» WHAT IS EXPECTED
Would you output the whole listing below, exactly as it reads?

» RECORD EXCERPTS
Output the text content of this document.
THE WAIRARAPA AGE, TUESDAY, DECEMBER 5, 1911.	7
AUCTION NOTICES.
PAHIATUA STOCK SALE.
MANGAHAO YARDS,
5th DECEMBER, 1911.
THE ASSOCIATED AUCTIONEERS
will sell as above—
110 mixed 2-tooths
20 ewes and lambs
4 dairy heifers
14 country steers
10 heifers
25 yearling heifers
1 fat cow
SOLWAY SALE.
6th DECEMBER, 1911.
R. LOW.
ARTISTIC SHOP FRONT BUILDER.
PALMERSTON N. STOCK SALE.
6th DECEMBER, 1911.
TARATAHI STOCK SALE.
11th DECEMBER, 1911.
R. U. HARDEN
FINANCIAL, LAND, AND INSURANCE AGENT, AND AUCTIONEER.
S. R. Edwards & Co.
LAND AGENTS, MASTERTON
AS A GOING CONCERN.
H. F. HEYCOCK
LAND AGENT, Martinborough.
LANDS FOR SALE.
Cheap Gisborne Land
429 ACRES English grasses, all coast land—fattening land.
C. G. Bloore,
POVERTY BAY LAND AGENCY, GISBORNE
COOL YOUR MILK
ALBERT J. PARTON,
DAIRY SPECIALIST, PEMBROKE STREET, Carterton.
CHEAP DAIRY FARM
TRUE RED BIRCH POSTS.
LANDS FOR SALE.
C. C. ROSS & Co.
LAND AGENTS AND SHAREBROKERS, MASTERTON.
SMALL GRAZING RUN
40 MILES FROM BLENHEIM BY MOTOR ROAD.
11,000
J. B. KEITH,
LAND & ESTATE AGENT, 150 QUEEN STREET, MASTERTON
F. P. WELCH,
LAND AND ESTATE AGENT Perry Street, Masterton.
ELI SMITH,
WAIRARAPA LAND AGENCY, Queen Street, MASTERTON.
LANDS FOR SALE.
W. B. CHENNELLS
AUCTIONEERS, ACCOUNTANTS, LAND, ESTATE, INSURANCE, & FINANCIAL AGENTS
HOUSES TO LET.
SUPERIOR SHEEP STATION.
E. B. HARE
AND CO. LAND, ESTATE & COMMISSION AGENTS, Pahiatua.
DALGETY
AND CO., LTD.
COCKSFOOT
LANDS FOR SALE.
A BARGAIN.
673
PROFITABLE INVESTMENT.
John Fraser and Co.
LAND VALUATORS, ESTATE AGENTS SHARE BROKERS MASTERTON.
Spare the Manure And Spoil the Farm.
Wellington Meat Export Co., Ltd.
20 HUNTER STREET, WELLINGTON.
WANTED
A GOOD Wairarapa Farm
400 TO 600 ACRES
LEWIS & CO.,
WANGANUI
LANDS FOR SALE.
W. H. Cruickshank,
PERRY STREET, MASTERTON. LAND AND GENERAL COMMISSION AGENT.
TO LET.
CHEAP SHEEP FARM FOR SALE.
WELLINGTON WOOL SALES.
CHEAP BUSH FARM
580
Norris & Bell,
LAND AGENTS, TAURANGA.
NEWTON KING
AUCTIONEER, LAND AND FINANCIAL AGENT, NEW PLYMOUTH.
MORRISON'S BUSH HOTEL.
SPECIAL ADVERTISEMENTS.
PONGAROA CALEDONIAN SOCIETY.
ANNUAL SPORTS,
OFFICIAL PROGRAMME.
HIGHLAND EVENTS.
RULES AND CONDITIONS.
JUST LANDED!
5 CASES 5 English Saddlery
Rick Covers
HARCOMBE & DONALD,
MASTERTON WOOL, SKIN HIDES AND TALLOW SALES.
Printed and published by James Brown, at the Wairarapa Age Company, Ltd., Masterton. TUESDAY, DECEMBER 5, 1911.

» RIGHT ANSWER
Output the text content of this document.
THE WAIRARAPA AGE, TUESDAY, DECEMBER 5, 1911.	7
AUCTION NOTICES.
PAHIATUA STOCK SALE.
MANGAHAO YARDS,
5th DECEMBER, 1911.
THE ASSOCIATED AUCTIONEERS
will sell as above—
110 mixed 2-tooths
20 ewes and lambs
4 dairy heifers
14 country steers
10 heifers
25 yearling heifers
1 fat cow
SOLWAY SALE.
6th DECEMBER, 1911.
R. LOW.
ARTISTIC SHOP FRONT BUILDER.
PALMERSTON N. STOCK SALE.
6th DECEMBER, 1911.
TARATAHI STOCK SALE.
11th DECEMBER, 1911.
R. U. HARDEN
FINANCIAL, LAND, AND INSURANCE AGENT, AND AUCTIONEER.
S. R. Edwards & Co.
LAND AGENTS, MASTERTON
AS A GOING CONCERN.
H. F. HEYCOCK
LAND AGENT, Martinborough.
LANDS FOR SALE.
Cheap Gisborne Land
429 ACRES English grasses, all coast land—fattening land.
C. G. Bloore,
POVERTY BAY LAND AGENCY, GISBORNE
COOL YOUR MILK
ALBERT J. PARTON,
DAIRY SPECIALIST, PEMBROKE STREET, Carterton.
CHEAP DAIRY FARM
TRUE RED BIRCH POSTS.
LANDS FOR SALE.
C. C. ROSS & Co.
LAND AGENTS AND SHAREBROKERS, MASTERTON.
SMALL GRAZING RUN
40 MILES FROM BLENHEIM BY MOTOR ROAD.
11,000
J. B. KEITH,
LAND & ESTATE AGENT, 150 QUEEN STREET, MASTERTON
F. P. WELCH,
LAND AND ESTATE AGENT Perry Street, Masterton.
ELI SMITH,
WAIRARAPA LAND AGENCY, Queen Street, MASTERTON.
LANDS FOR SALE.
W. B. CHENNELLS
AUCTIONEERS, ACCOUNTANTS, LAND, ESTATE, INSURANCE, & FINANCIAL AGENTS
HOUSES TO LET.
SUPERIOR SHEEP STATION.
E. B. HARE
AND CO. LAND, ESTATE & COMMISSION AGENTS, Pahiatua.
DALGETY
AND CO., LTD.
COCKSFOOT
LANDS FOR SALE.
A BARGAIN.
673
PROFITABLE INVESTMENT.
John Fraser and Co.
LAND VALUATORS, ESTATE AGENTS SHARE BROKERS MASTERTON.
Spare the Manure And Spoil the Farm.
Wellington Meat Export Co., Ltd.
20 HUNTER STREET, WELLINGTON.
WANTED
A GOOD Wairarapa Farm
400 TO 600 ACRES
LEWIS & CO.,
WANGANUI
LANDS FOR SALE.
W. H. Cruickshank,
PERRY STREET, MASTERTON. LAND AND GENERAL COMMISSION AGENT.
TO LET.
CHEAP SHEEP FARM FOR SALE.
WELLINGTON WOOL SALES.
CHEAP BUSH FARM
580
Norris & Bell,
LAND AGENTS, TAURANGA.
NEWTON KING
AUCTIONEER, LAND AND FINANCIAL AGENT, NEW PLYMOUTH.
MORRISON'S BUSH HOTEL.
SPECIAL ADVERTISEMENTS.
PONGAROA CALEDONIAN SOCIETY.
ANNUAL SPORTS,
OFFICIAL PROGRAMME.
HIGHLAND EVENTS.
RULES AND CONDITIONS.
JUST LANDED!
5 CASES 5 English Saddlery
Rick Covers
HARCOMBE & DONALD,
MASTERTON WOOL, SKIN HIDES AND TALLOW SALES.
Printed and published by James Brown, at the Wairarapa Age Company, Ltd., Masterton. TUESDAY, DECEMBER 5, 1911.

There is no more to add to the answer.